State only how many lines below include the string "Govt".

+ + + +

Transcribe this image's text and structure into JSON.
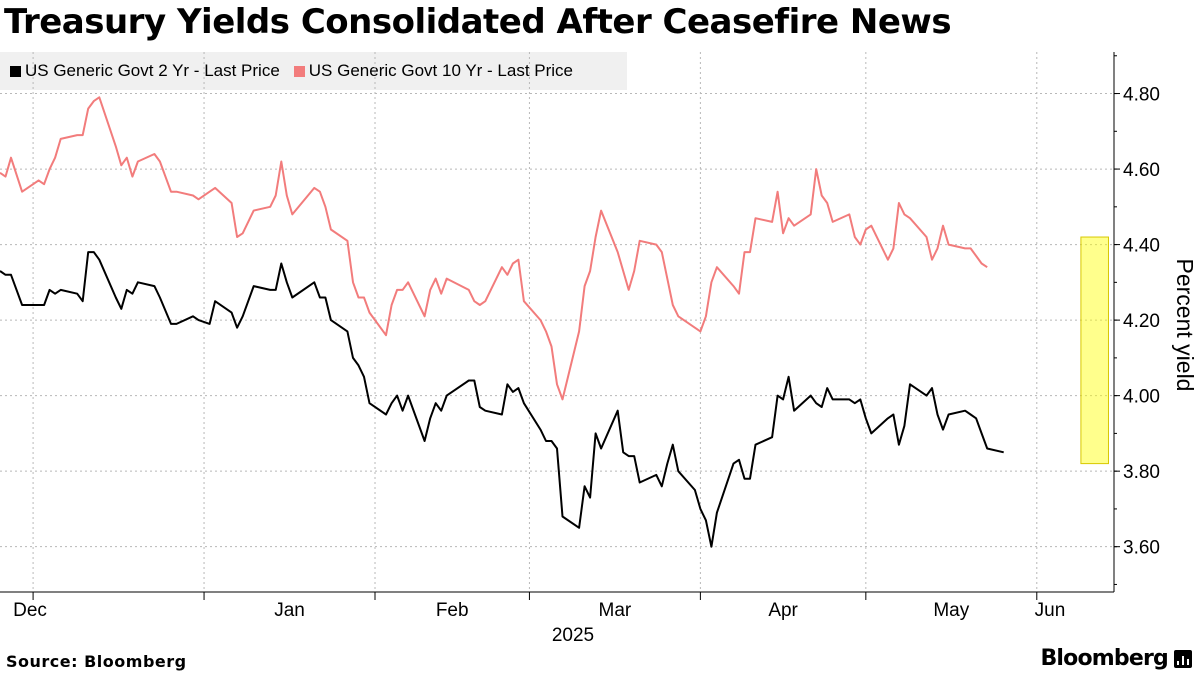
{
  "title": "Treasury Yields Consolidated After Ceasefire News",
  "source": "Source: Bloomberg",
  "brand": "Bloomberg",
  "chart_data": {
    "type": "line",
    "title": "Treasury Yields Consolidated After Ceasefire News",
    "ylabel": "Percent yield",
    "xlabel": "2025",
    "ylim": [
      3.48,
      4.91
    ],
    "y_ticks": [
      3.6,
      3.8,
      4.0,
      4.2,
      4.4,
      4.6,
      4.8
    ],
    "y_tick_labels": [
      "3.60",
      "3.80",
      "4.00",
      "4.20",
      "4.40",
      "4.60",
      "4.80"
    ],
    "x_range": [
      "2024-11-25",
      "2025-06-15"
    ],
    "x_ticks": [
      {
        "label": "Dec",
        "date": "2024-12-01"
      },
      {
        "label": "Jan",
        "date": "2025-01-01"
      },
      {
        "label": "Feb",
        "date": "2025-02-01"
      },
      {
        "label": "Mar",
        "date": "2025-03-01"
      },
      {
        "label": "Apr",
        "date": "2025-04-01"
      },
      {
        "label": "May",
        "date": "2025-05-01"
      },
      {
        "label": "Jun",
        "date": "2025-06-01"
      }
    ],
    "grid": true,
    "legend_position": "top-left",
    "highlight": {
      "x_start": "2025-06-09",
      "x_end": "2025-06-14",
      "y_start": 3.82,
      "y_end": 4.42,
      "color": "#ffff00"
    },
    "series": [
      {
        "name": "US Generic Govt 2 Yr - Last Price",
        "color": "#000000",
        "points": [
          [
            "2024-11-25",
            4.33
          ],
          [
            "2024-11-26",
            4.32
          ],
          [
            "2024-11-27",
            4.32
          ],
          [
            "2024-11-29",
            4.24
          ],
          [
            "2024-12-02",
            4.24
          ],
          [
            "2024-12-03",
            4.24
          ],
          [
            "2024-12-04",
            4.28
          ],
          [
            "2024-12-05",
            4.27
          ],
          [
            "2024-12-06",
            4.28
          ],
          [
            "2024-12-09",
            4.27
          ],
          [
            "2024-12-10",
            4.25
          ],
          [
            "2024-12-11",
            4.38
          ],
          [
            "2024-12-12",
            4.38
          ],
          [
            "2024-12-13",
            4.36
          ],
          [
            "2024-12-16",
            4.26
          ],
          [
            "2024-12-17",
            4.23
          ],
          [
            "2024-12-18",
            4.28
          ],
          [
            "2024-12-19",
            4.27
          ],
          [
            "2024-12-20",
            4.3
          ],
          [
            "2024-12-23",
            4.29
          ],
          [
            "2024-12-24",
            4.26
          ],
          [
            "2024-12-26",
            4.19
          ],
          [
            "2024-12-27",
            4.19
          ],
          [
            "2024-12-30",
            4.21
          ],
          [
            "2024-12-31",
            4.2
          ],
          [
            "2025-01-02",
            4.19
          ],
          [
            "2025-01-03",
            4.25
          ],
          [
            "2025-01-06",
            4.22
          ],
          [
            "2025-01-07",
            4.18
          ],
          [
            "2025-01-08",
            4.21
          ],
          [
            "2025-01-10",
            4.29
          ],
          [
            "2025-01-13",
            4.28
          ],
          [
            "2025-01-14",
            4.28
          ],
          [
            "2025-01-15",
            4.35
          ],
          [
            "2025-01-16",
            4.3
          ],
          [
            "2025-01-17",
            4.26
          ],
          [
            "2025-01-21",
            4.3
          ],
          [
            "2025-01-22",
            4.26
          ],
          [
            "2025-01-23",
            4.26
          ],
          [
            "2025-01-24",
            4.2
          ],
          [
            "2025-01-27",
            4.17
          ],
          [
            "2025-01-28",
            4.1
          ],
          [
            "2025-01-29",
            4.08
          ],
          [
            "2025-01-30",
            4.05
          ],
          [
            "2025-01-31",
            3.98
          ],
          [
            "2025-02-03",
            3.95
          ],
          [
            "2025-02-04",
            3.98
          ],
          [
            "2025-02-05",
            4.0
          ],
          [
            "2025-02-06",
            3.96
          ],
          [
            "2025-02-07",
            4.0
          ],
          [
            "2025-02-10",
            3.88
          ],
          [
            "2025-02-11",
            3.94
          ],
          [
            "2025-02-12",
            3.98
          ],
          [
            "2025-02-13",
            3.96
          ],
          [
            "2025-02-14",
            4.0
          ],
          [
            "2025-02-18",
            4.04
          ],
          [
            "2025-02-19",
            4.04
          ],
          [
            "2025-02-20",
            3.97
          ],
          [
            "2025-02-21",
            3.96
          ],
          [
            "2025-02-24",
            3.95
          ],
          [
            "2025-02-25",
            4.03
          ],
          [
            "2025-02-26",
            4.01
          ],
          [
            "2025-02-27",
            4.02
          ],
          [
            "2025-02-28",
            3.98
          ],
          [
            "2025-03-03",
            3.91
          ],
          [
            "2025-03-04",
            3.88
          ],
          [
            "2025-03-05",
            3.88
          ],
          [
            "2025-03-06",
            3.86
          ],
          [
            "2025-03-07",
            3.68
          ],
          [
            "2025-03-10",
            3.65
          ],
          [
            "2025-03-11",
            3.76
          ],
          [
            "2025-03-12",
            3.73
          ],
          [
            "2025-03-13",
            3.9
          ],
          [
            "2025-03-14",
            3.86
          ],
          [
            "2025-03-17",
            3.96
          ],
          [
            "2025-03-18",
            3.85
          ],
          [
            "2025-03-19",
            3.84
          ],
          [
            "2025-03-20",
            3.84
          ],
          [
            "2025-03-21",
            3.77
          ],
          [
            "2025-03-24",
            3.79
          ],
          [
            "2025-03-25",
            3.76
          ],
          [
            "2025-03-26",
            3.82
          ],
          [
            "2025-03-27",
            3.87
          ],
          [
            "2025-03-28",
            3.8
          ],
          [
            "2025-03-31",
            3.75
          ],
          [
            "2025-04-01",
            3.7
          ],
          [
            "2025-04-02",
            3.67
          ],
          [
            "2025-04-03",
            3.6
          ],
          [
            "2025-04-04",
            3.69
          ],
          [
            "2025-04-07",
            3.82
          ],
          [
            "2025-04-08",
            3.83
          ],
          [
            "2025-04-09",
            3.78
          ],
          [
            "2025-04-10",
            3.78
          ],
          [
            "2025-04-11",
            3.87
          ],
          [
            "2025-04-14",
            3.89
          ],
          [
            "2025-04-15",
            4.0
          ],
          [
            "2025-04-16",
            3.99
          ],
          [
            "2025-04-17",
            4.05
          ],
          [
            "2025-04-18",
            3.96
          ],
          [
            "2025-04-21",
            4.0
          ],
          [
            "2025-04-22",
            3.98
          ],
          [
            "2025-04-23",
            3.97
          ],
          [
            "2025-04-24",
            4.02
          ],
          [
            "2025-04-25",
            3.99
          ],
          [
            "2025-04-28",
            3.99
          ],
          [
            "2025-04-29",
            3.98
          ],
          [
            "2025-04-30",
            3.99
          ],
          [
            "2025-05-01",
            3.94
          ],
          [
            "2025-05-02",
            3.9
          ],
          [
            "2025-05-05",
            3.94
          ],
          [
            "2025-05-06",
            3.95
          ],
          [
            "2025-05-07",
            3.87
          ],
          [
            "2025-05-08",
            3.92
          ],
          [
            "2025-05-09",
            4.03
          ],
          [
            "2025-05-12",
            4.0
          ],
          [
            "2025-05-13",
            4.02
          ],
          [
            "2025-05-14",
            3.95
          ],
          [
            "2025-05-15",
            3.91
          ],
          [
            "2025-05-16",
            3.95
          ],
          [
            "2025-05-19",
            3.96
          ],
          [
            "2025-05-20",
            3.95
          ],
          [
            "2025-05-21",
            3.94
          ],
          [
            "2025-05-22",
            3.9
          ],
          [
            "2025-05-23",
            3.86
          ],
          [
            "2025-05-26",
            3.85
          ]
        ]
      },
      {
        "name": "US Generic Govt 10 Yr - Last Price",
        "color": "#f27c7c",
        "points": [
          [
            "2024-11-25",
            4.59
          ],
          [
            "2024-11-26",
            4.58
          ],
          [
            "2024-11-27",
            4.63
          ],
          [
            "2024-11-29",
            4.54
          ],
          [
            "2024-12-02",
            4.57
          ],
          [
            "2024-12-03",
            4.56
          ],
          [
            "2024-12-04",
            4.6
          ],
          [
            "2024-12-05",
            4.63
          ],
          [
            "2024-12-06",
            4.68
          ],
          [
            "2024-12-09",
            4.69
          ],
          [
            "2024-12-10",
            4.69
          ],
          [
            "2024-12-11",
            4.76
          ],
          [
            "2024-12-12",
            4.78
          ],
          [
            "2024-12-13",
            4.79
          ],
          [
            "2024-12-16",
            4.66
          ],
          [
            "2024-12-17",
            4.61
          ],
          [
            "2024-12-18",
            4.63
          ],
          [
            "2024-12-19",
            4.58
          ],
          [
            "2024-12-20",
            4.62
          ],
          [
            "2024-12-23",
            4.64
          ],
          [
            "2024-12-24",
            4.62
          ],
          [
            "2024-12-26",
            4.54
          ],
          [
            "2024-12-27",
            4.54
          ],
          [
            "2024-12-30",
            4.53
          ],
          [
            "2024-12-31",
            4.52
          ],
          [
            "2025-01-02",
            4.54
          ],
          [
            "2025-01-03",
            4.55
          ],
          [
            "2025-01-06",
            4.51
          ],
          [
            "2025-01-07",
            4.42
          ],
          [
            "2025-01-08",
            4.43
          ],
          [
            "2025-01-10",
            4.49
          ],
          [
            "2025-01-13",
            4.5
          ],
          [
            "2025-01-14",
            4.53
          ],
          [
            "2025-01-15",
            4.62
          ],
          [
            "2025-01-16",
            4.53
          ],
          [
            "2025-01-17",
            4.48
          ],
          [
            "2025-01-21",
            4.55
          ],
          [
            "2025-01-22",
            4.54
          ],
          [
            "2025-01-23",
            4.5
          ],
          [
            "2025-01-24",
            4.44
          ],
          [
            "2025-01-27",
            4.41
          ],
          [
            "2025-01-28",
            4.3
          ],
          [
            "2025-01-29",
            4.26
          ],
          [
            "2025-01-30",
            4.26
          ],
          [
            "2025-01-31",
            4.22
          ],
          [
            "2025-02-03",
            4.16
          ],
          [
            "2025-02-04",
            4.24
          ],
          [
            "2025-02-05",
            4.28
          ],
          [
            "2025-02-06",
            4.28
          ],
          [
            "2025-02-07",
            4.3
          ],
          [
            "2025-02-10",
            4.21
          ],
          [
            "2025-02-11",
            4.28
          ],
          [
            "2025-02-12",
            4.31
          ],
          [
            "2025-02-13",
            4.27
          ],
          [
            "2025-02-14",
            4.31
          ],
          [
            "2025-02-18",
            4.28
          ],
          [
            "2025-02-19",
            4.25
          ],
          [
            "2025-02-20",
            4.24
          ],
          [
            "2025-02-21",
            4.25
          ],
          [
            "2025-02-24",
            4.34
          ],
          [
            "2025-02-25",
            4.32
          ],
          [
            "2025-02-26",
            4.35
          ],
          [
            "2025-02-27",
            4.36
          ],
          [
            "2025-02-28",
            4.25
          ],
          [
            "2025-03-03",
            4.2
          ],
          [
            "2025-03-04",
            4.17
          ],
          [
            "2025-03-05",
            4.13
          ],
          [
            "2025-03-06",
            4.03
          ],
          [
            "2025-03-07",
            3.99
          ],
          [
            "2025-03-10",
            4.17
          ],
          [
            "2025-03-11",
            4.29
          ],
          [
            "2025-03-12",
            4.33
          ],
          [
            "2025-03-13",
            4.42
          ],
          [
            "2025-03-14",
            4.49
          ],
          [
            "2025-03-17",
            4.38
          ],
          [
            "2025-03-18",
            4.33
          ],
          [
            "2025-03-19",
            4.28
          ],
          [
            "2025-03-20",
            4.33
          ],
          [
            "2025-03-21",
            4.41
          ],
          [
            "2025-03-24",
            4.4
          ],
          [
            "2025-03-25",
            4.38
          ],
          [
            "2025-03-26",
            4.31
          ],
          [
            "2025-03-27",
            4.24
          ],
          [
            "2025-03-28",
            4.21
          ],
          [
            "2025-03-31",
            4.18
          ],
          [
            "2025-04-01",
            4.17
          ],
          [
            "2025-04-02",
            4.21
          ],
          [
            "2025-04-03",
            4.3
          ],
          [
            "2025-04-04",
            4.34
          ],
          [
            "2025-04-07",
            4.29
          ],
          [
            "2025-04-08",
            4.27
          ],
          [
            "2025-04-09",
            4.38
          ],
          [
            "2025-04-10",
            4.38
          ],
          [
            "2025-04-11",
            4.47
          ],
          [
            "2025-04-14",
            4.46
          ],
          [
            "2025-04-15",
            4.54
          ],
          [
            "2025-04-16",
            4.43
          ],
          [
            "2025-04-17",
            4.47
          ],
          [
            "2025-04-18",
            4.45
          ],
          [
            "2025-04-21",
            4.48
          ],
          [
            "2025-04-22",
            4.6
          ],
          [
            "2025-04-23",
            4.53
          ],
          [
            "2025-04-24",
            4.51
          ],
          [
            "2025-04-25",
            4.46
          ],
          [
            "2025-04-28",
            4.48
          ],
          [
            "2025-04-29",
            4.42
          ],
          [
            "2025-04-30",
            4.4
          ],
          [
            "2025-05-01",
            4.44
          ],
          [
            "2025-05-02",
            4.45
          ],
          [
            "2025-05-05",
            4.36
          ],
          [
            "2025-05-06",
            4.39
          ],
          [
            "2025-05-07",
            4.51
          ],
          [
            "2025-05-08",
            4.48
          ],
          [
            "2025-05-09",
            4.47
          ],
          [
            "2025-05-12",
            4.42
          ],
          [
            "2025-05-13",
            4.36
          ],
          [
            "2025-05-14",
            4.39
          ],
          [
            "2025-05-15",
            4.45
          ],
          [
            "2025-05-16",
            4.4
          ],
          [
            "2025-05-19",
            4.39
          ],
          [
            "2025-05-20",
            4.39
          ],
          [
            "2025-05-21",
            4.37
          ],
          [
            "2025-05-22",
            4.35
          ],
          [
            "2025-05-23",
            4.34
          ]
        ]
      }
    ]
  }
}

+ + + +

- Exercise solution
2